> SOURCE MATERIAL
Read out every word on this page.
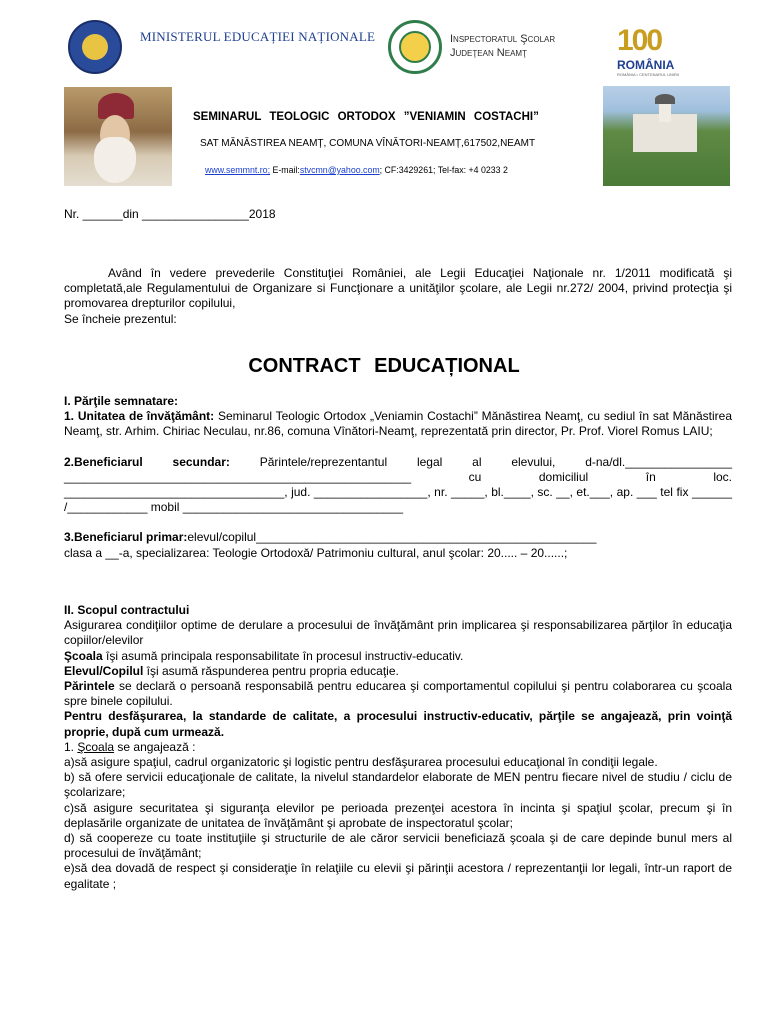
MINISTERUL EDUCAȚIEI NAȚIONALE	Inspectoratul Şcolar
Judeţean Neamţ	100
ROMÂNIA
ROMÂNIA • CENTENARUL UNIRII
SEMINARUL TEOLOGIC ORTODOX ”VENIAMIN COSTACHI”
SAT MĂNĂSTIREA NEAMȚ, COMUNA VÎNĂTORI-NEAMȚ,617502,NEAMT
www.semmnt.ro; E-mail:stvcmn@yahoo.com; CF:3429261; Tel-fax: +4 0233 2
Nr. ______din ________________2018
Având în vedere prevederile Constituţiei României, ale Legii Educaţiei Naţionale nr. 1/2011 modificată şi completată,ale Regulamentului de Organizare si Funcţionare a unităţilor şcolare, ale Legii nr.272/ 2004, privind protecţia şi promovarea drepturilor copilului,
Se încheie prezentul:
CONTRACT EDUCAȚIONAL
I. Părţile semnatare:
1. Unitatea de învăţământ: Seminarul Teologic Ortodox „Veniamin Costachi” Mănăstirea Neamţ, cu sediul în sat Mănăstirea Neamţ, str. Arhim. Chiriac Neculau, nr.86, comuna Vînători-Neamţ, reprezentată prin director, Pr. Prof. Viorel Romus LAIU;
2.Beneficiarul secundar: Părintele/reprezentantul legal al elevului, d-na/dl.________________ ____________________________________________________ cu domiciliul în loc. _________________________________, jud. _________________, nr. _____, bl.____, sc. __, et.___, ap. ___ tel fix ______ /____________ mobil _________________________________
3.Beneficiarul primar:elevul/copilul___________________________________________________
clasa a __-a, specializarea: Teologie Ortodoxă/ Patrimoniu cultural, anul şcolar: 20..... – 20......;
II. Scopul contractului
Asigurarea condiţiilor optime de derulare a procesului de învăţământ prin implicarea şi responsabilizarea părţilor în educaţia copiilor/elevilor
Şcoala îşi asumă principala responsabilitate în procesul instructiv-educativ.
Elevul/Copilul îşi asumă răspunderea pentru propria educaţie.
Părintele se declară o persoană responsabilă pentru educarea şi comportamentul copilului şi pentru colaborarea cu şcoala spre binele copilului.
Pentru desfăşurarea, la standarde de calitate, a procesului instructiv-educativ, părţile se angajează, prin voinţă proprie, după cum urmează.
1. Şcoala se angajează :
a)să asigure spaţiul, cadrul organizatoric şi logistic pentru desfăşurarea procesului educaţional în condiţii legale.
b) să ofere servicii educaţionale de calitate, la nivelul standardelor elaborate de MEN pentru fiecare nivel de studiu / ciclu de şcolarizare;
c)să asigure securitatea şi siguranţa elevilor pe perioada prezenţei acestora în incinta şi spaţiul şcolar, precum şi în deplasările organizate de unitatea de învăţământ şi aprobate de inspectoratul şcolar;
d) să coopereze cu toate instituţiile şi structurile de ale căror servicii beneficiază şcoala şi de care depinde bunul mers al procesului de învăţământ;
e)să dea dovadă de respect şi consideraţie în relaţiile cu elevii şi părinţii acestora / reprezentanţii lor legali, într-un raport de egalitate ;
--
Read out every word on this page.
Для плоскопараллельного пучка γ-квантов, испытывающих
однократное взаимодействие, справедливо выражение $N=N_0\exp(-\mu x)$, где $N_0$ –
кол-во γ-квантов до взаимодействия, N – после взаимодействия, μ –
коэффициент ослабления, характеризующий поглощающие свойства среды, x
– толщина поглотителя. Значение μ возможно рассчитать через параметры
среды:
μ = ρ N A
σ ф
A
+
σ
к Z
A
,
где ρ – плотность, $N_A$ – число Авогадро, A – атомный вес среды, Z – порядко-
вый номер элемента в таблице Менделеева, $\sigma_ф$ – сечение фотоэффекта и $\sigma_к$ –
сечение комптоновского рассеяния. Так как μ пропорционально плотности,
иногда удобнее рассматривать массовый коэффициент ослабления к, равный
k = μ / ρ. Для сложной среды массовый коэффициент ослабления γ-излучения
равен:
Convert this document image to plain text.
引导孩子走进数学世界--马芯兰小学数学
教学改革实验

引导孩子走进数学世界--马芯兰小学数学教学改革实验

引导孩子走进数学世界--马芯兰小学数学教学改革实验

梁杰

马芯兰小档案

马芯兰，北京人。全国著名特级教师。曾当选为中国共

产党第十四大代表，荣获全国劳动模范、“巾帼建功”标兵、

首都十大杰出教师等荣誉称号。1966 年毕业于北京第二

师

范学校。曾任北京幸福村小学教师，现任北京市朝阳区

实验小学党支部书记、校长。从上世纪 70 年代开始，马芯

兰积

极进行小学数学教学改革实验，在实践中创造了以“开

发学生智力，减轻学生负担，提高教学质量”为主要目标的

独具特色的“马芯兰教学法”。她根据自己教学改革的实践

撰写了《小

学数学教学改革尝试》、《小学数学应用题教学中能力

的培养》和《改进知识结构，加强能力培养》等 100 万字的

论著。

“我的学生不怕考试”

> YOUR TASK
Take each line containing the string "Neamţ" and copy it out.

> COMPLETED TASK
Judeţean Neamţ	100
1. Unitatea de învăţământ: Seminarul Teologic Ortodox „Veniamin Costachi” Mănăstirea Neamţ, cu sediul în sat Mănăstirea Neamţ, str. Arhim. Chiriac Neculau, nr.86, comuna Vînători-Neamţ, reprezentată prin director, Pr. Prof. Viorel Romus LAIU;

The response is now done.